◆ **EXERCISE PROMPT**
Your task is to transcribe all of the records exactly and leave out the pictures.

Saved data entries
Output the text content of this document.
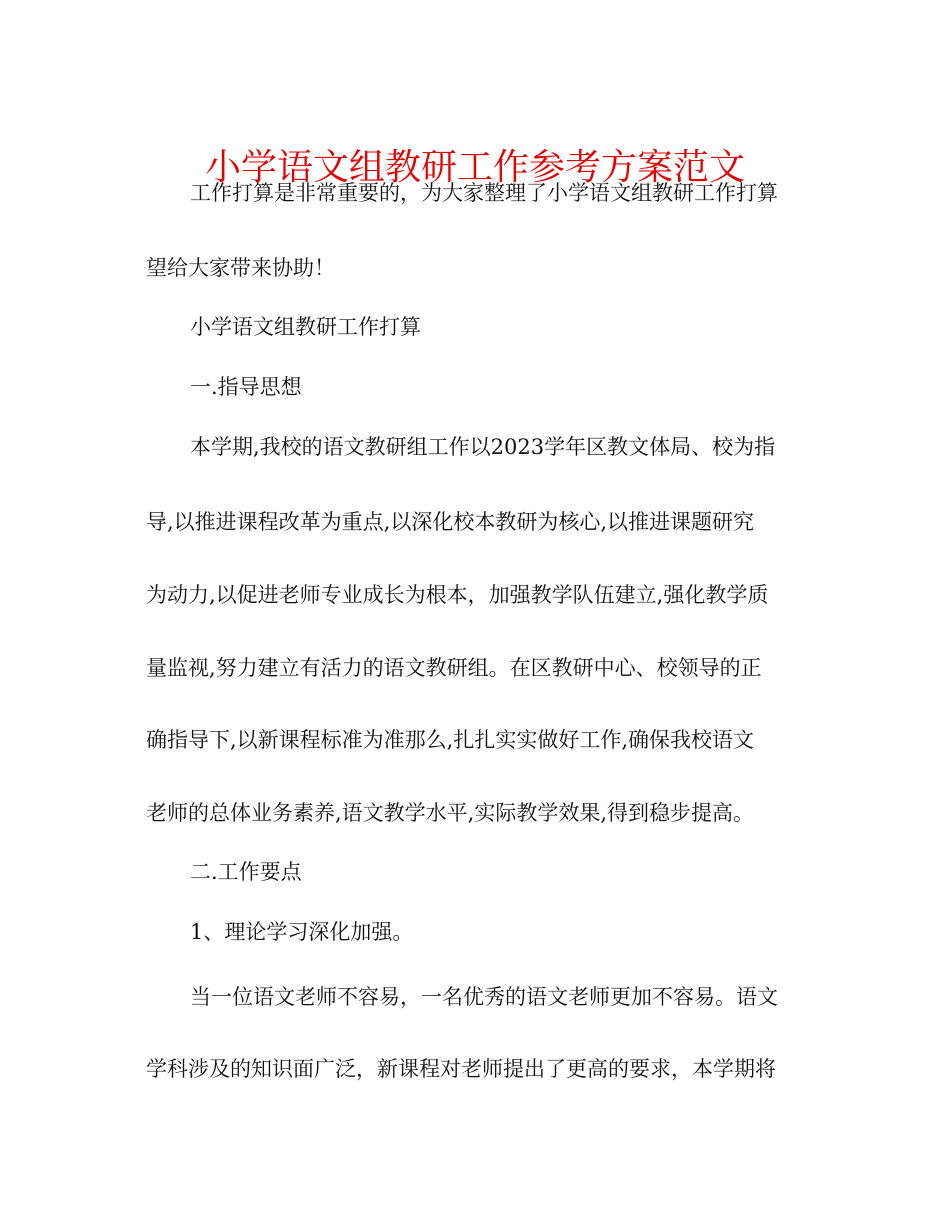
小学语文组教研工作参考方案范文
工作打算是非常重要的，为大家整理了小学语文组教研工作打算
望给大家带来协助！
小学语文组教研工作打算
一.指导思想
本学期,我校的语文教研组工作以2023学年区教文体局、校为指
导,以推进课程改革为重点,以深化校本教研为核心,以推进课题研究
为动力,以促进老师专业成长为根本，加强教学队伍建立,强化教学质
量监视,努力建立有活力的语文教研组。在区教研中心、校领导的正
确指导下,以新课程标准为准那么,扎扎实实做好工作,确保我校语文
老师的总体业务素养,语文教学水平,实际教学效果,得到稳步提高。
二.工作要点
1、理论学习深化加强。
当一位语文老师不容易，一名优秀的语文老师更加不容易。语文
学科涉及的知识面广泛，新课程对老师提出了更高的要求，本学期将
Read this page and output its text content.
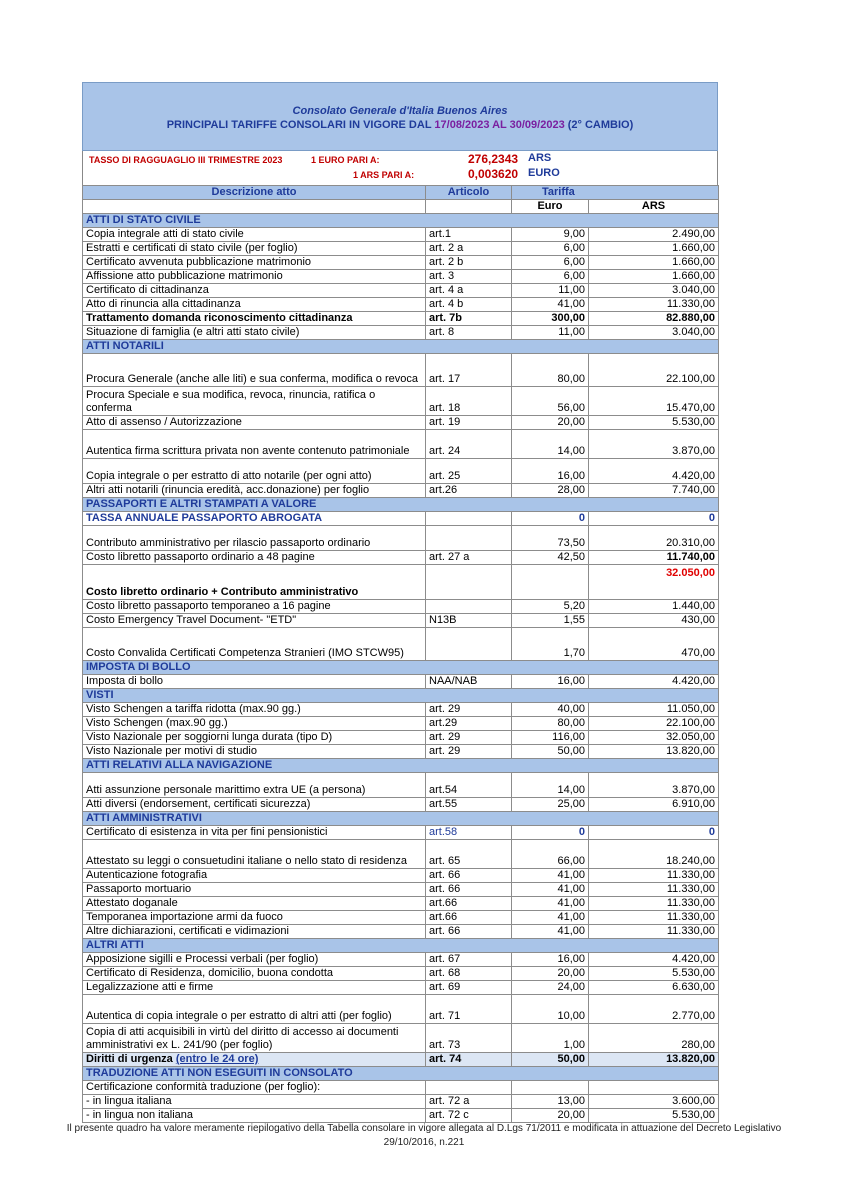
Consolato Generale d'Italia Buenos Aires
PRINCIPALI TARIFFE CONSOLARI IN VIGORE DAL 17/08/2023 AL 30/09/2023 (2° CAMBIO)
TASSO DI RAGGUAGLIO III TRIMESTRE 2023	1 EURO PARI A:
1 ARS PARI A:
276,2343 ARS
0,003620 EURO
Descrizione atto	Articolo	Tariffa	
		Euro	ARS
ATTI DI STATO CIVILE			
Copia integrale atti di stato civile	art.1	9,00	2.490,00
Estratti e certificati di stato civile (per foglio)	art. 2 a	6,00	1.660,00
Certificato avvenuta pubblicazione matrimonio	art. 2 b	6,00	1.660,00
Affissione atto pubblicazione matrimonio	art. 3	6,00	1.660,00
Certificato di cittadinanza	art. 4 a	11,00	3.040,00
Atto di rinuncia alla cittadinanza	art. 4 b	41,00	11.330,00
Trattamento domanda riconoscimento cittadinanza	art. 7b	300,00	82.880,00
Situazione di famiglia (e altri atti stato civile)	art. 8	11,00	3.040,00
ATTI NOTARILI			
Procura Generale (anche alle liti) e sua conferma, modifica o revoca	art. 17	80,00	22.100,00
Procura Speciale e sua modifica, revoca, rinuncia, ratifica o conferma	art. 18	56,00	15.470,00
Atto di assenso / Autorizzazione	art. 19	20,00	5.530,00
Autentica firma scrittura privata non avente contenuto patrimoniale	art. 24	14,00	3.870,00
Copia integrale o per estratto di atto notarile (per ogni atto)	art. 25	16,00	4.420,00
Altri atti notarili (rinuncia eredità, acc.donazione) per foglio	art.26	28,00	7.740,00
PASSAPORTI E ALTRI STAMPATI A VALORE			
TASSA ANNUALE PASSAPORTO ABROGATA		0	0
Contributo amministrativo per rilascio passaporto ordinario		73,50	20.310,00
Costo libretto passaporto ordinario a 48 pagine	art. 27 a	42,50	11.740,00
Costo libretto ordinario + Contributo amministrativo			32.050,00
Costo libretto passaporto temporaneo a 16 pagine		5,20	1.440,00
Costo Emergency Travel Document- "ETD"	N13B	1,55	430,00
Costo Convalida Certificati Competenza Stranieri (IMO STCW95)		1,70	470,00
IMPOSTA DI BOLLO			
Imposta di bollo	NAA/NAB	16,00	4.420,00
VISTI			
Visto Schengen a tariffa ridotta (max.90 gg.)	art. 29	40,00	11.050,00
Visto Schengen (max.90 gg.)	art.29	80,00	22.100,00
Visto Nazionale per soggiorni lunga durata (tipo D)	art. 29	116,00	32.050,00
Visto Nazionale per motivi di studio	art. 29	50,00	13.820,00
ATTI RELATIVI ALLA NAVIGAZIONE			
Atti assunzione personale marittimo extra UE (a persona)	art.54	14,00	3.870,00
Atti diversi (endorsement, certificati sicurezza)	art.55	25,00	6.910,00
ATTI AMMINISTRATIVI			
Certificato di esistenza in vita per fini pensionistici	art.58	0	0
Attestato su leggi o consuetudini italiane o nello stato di residenza	art. 65	66,00	18.240,00
Autenticazione fotografia	art. 66	41,00	11.330,00
Passaporto mortuario	art. 66	41,00	11.330,00
Attestato doganale	art.66	41,00	11.330,00
Temporanea importazione armi da fuoco	art.66	41,00	11.330,00
Altre dichiarazioni, certificati e vidimazioni	art. 66	41,00	11.330,00
ALTRI ATTI			
Apposizione sigilli e Processi verbali (per foglio)	art. 67	16,00	4.420,00
Certificato di Residenza, domicilio, buona condotta	art. 68	20,00	5.530,00
Legalizzazione atti e firme	art. 69	24,00	6.630,00
Autentica di copia integrale o per estratto di altri atti (per foglio)	art. 71	10,00	2.770,00
Copia di atti acquisibili in virtù del diritto di accesso ai documenti amministrativi ex L. 241/90 (per foglio)	art. 73	1,00	280,00
Diritti di urgenza (entro le 24 ore)	art. 74	50,00	13.820,00
TRADUZIONE ATTI NON ESEGUITI IN CONSOLATO			
Certificazione conformità traduzione (per foglio):			
- in lingua italiana	art. 72 a	13,00	3.600,00
- in lingua non italiana	art. 72 c	20,00	5.530,00
Il presente quadro ha valore meramente riepilogativo della Tabella consolare in vigore allegata al D.Lgs 71/2011 e modificata in attuazione del Decreto Legislativo 29/10/2016, n.221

◆ **FINAL RESULT**
Output the text content of this document.
小学语文组教研工作参考方案范文
工作打算是非常重要的，为大家整理了小学语文组教研工作打算
望给大家带来协助！
小学语文组教研工作打算
一.指导思想
本学期,我校的语文教研组工作以2023学年区教文体局、校为指
导,以推进课程改革为重点,以深化校本教研为核心,以推进课题研究
为动力,以促进老师专业成长为根本，加强教学队伍建立,强化教学质
量监视,努力建立有活力的语文教研组。在区教研中心、校领导的正
确指导下,以新课程标准为准那么,扎扎实实做好工作,确保我校语文
老师的总体业务素养,语文教学水平,实际教学效果,得到稳步提高。
二.工作要点
1、理论学习深化加强。
当一位语文老师不容易，一名优秀的语文老师更加不容易。语文
学科涉及的知识面广泛，新课程对老师提出了更高的要求，本学期将
Read this page and output its text content.
Consolato Generale d'Italia Buenos Aires
PRINCIPALI TARIFFE CONSOLARI IN VIGORE DAL 17/08/2023 AL 30/09/2023 (2° CAMBIO)
TASSO DI RAGGUAGLIO III TRIMESTRE 2023	1 EURO PARI A:
1 ARS PARI A:
276,2343 ARS
0,003620 EURO
Descrizione atto	Articolo	Tariffa	
		Euro	ARS
ATTI DI STATO CIVILE			
Copia integrale atti di stato civile	art.1	9,00	2.490,00
Estratti e certificati di stato civile (per foglio)	art. 2 a	6,00	1.660,00
Certificato avvenuta pubblicazione matrimonio	art. 2 b	6,00	1.660,00
Affissione atto pubblicazione matrimonio	art. 3	6,00	1.660,00
Certificato di cittadinanza	art. 4 a	11,00	3.040,00
Atto di rinuncia alla cittadinanza	art. 4 b	41,00	11.330,00
Trattamento domanda riconoscimento cittadinanza	art. 7b	300,00	82.880,00
Situazione di famiglia (e altri atti stato civile)	art. 8	11,00	3.040,00
ATTI NOTARILI			
Procura Generale (anche alle liti) e sua conferma, modifica o revoca	art. 17	80,00	22.100,00
Procura Speciale e sua modifica, revoca, rinuncia, ratifica o conferma	art. 18	56,00	15.470,00
Atto di assenso / Autorizzazione	art. 19	20,00	5.530,00
Autentica firma scrittura privata non avente contenuto patrimoniale	art. 24	14,00	3.870,00
Copia integrale o per estratto di atto notarile (per ogni atto)	art. 25	16,00	4.420,00
Altri atti notarili (rinuncia eredità, acc.donazione) per foglio	art.26	28,00	7.740,00
PASSAPORTI E ALTRI STAMPATI A VALORE			
TASSA ANNUALE PASSAPORTO ABROGATA		0	0
Contributo amministrativo per rilascio passaporto ordinario		73,50	20.310,00
Costo libretto passaporto ordinario a 48 pagine	art. 27 a	42,50	11.740,00
Costo libretto ordinario + Contributo amministrativo			32.050,00
Costo libretto passaporto temporaneo a 16 pagine		5,20	1.440,00
Costo Emergency Travel Document- "ETD"	N13B	1,55	430,00
Costo Convalida Certificati Competenza Stranieri (IMO STCW95)		1,70	470,00
IMPOSTA DI BOLLO			
Imposta di bollo	NAA/NAB	16,00	4.420,00
VISTI			
Visto Schengen a tariffa ridotta (max.90 gg.)	art. 29	40,00	11.050,00
Visto Schengen (max.90 gg.)	art.29	80,00	22.100,00
Visto Nazionale per soggiorni lunga durata (tipo D)	art. 29	116,00	32.050,00
Visto Nazionale per motivi di studio	art. 29	50,00	13.820,00
ATTI RELATIVI ALLA NAVIGAZIONE			
Atti assunzione personale marittimo extra UE (a persona)	art.54	14,00	3.870,00
Atti diversi (endorsement, certificati sicurezza)	art.55	25,00	6.910,00
ATTI AMMINISTRATIVI			
Certificato di esistenza in vita per fini pensionistici	art.58	0	0
Attestato su leggi o consuetudini italiane o nello stato di residenza	art. 65	66,00	18.240,00
Autenticazione fotografia	art. 66	41,00	11.330,00
Passaporto mortuario	art. 66	41,00	11.330,00
Attestato doganale	art.66	41,00	11.330,00
Temporanea importazione armi da fuoco	art.66	41,00	11.330,00
Altre dichiarazioni, certificati e vidimazioni	art. 66	41,00	11.330,00
ALTRI ATTI			
Apposizione sigilli e Processi verbali (per foglio)	art. 67	16,00	4.420,00
Certificato di Residenza, domicilio, buona condotta	art. 68	20,00	5.530,00
Legalizzazione atti e firme	art. 69	24,00	6.630,00
Autentica di copia integrale o per estratto di altri atti (per foglio)	art. 71	10,00	2.770,00
Copia di atti acquisibili in virtù del diritto di accesso ai documenti amministrativi ex L. 241/90 (per foglio)	art. 73	1,00	280,00
Diritti di urgenza (entro le 24 ore)	art. 74	50,00	13.820,00
TRADUZIONE ATTI NON ESEGUITI IN CONSOLATO			
Certificazione conformità traduzione (per foglio):			
- in lingua italiana	art. 72 a	13,00	3.600,00
- in lingua non italiana	art. 72 c	20,00	5.530,00
Il presente quadro ha valore meramente riepilogativo della Tabella consolare in vigore allegata al D.Lgs 71/2011 e modificata in attuazione del Decreto Legislativo 29/10/2016, n.221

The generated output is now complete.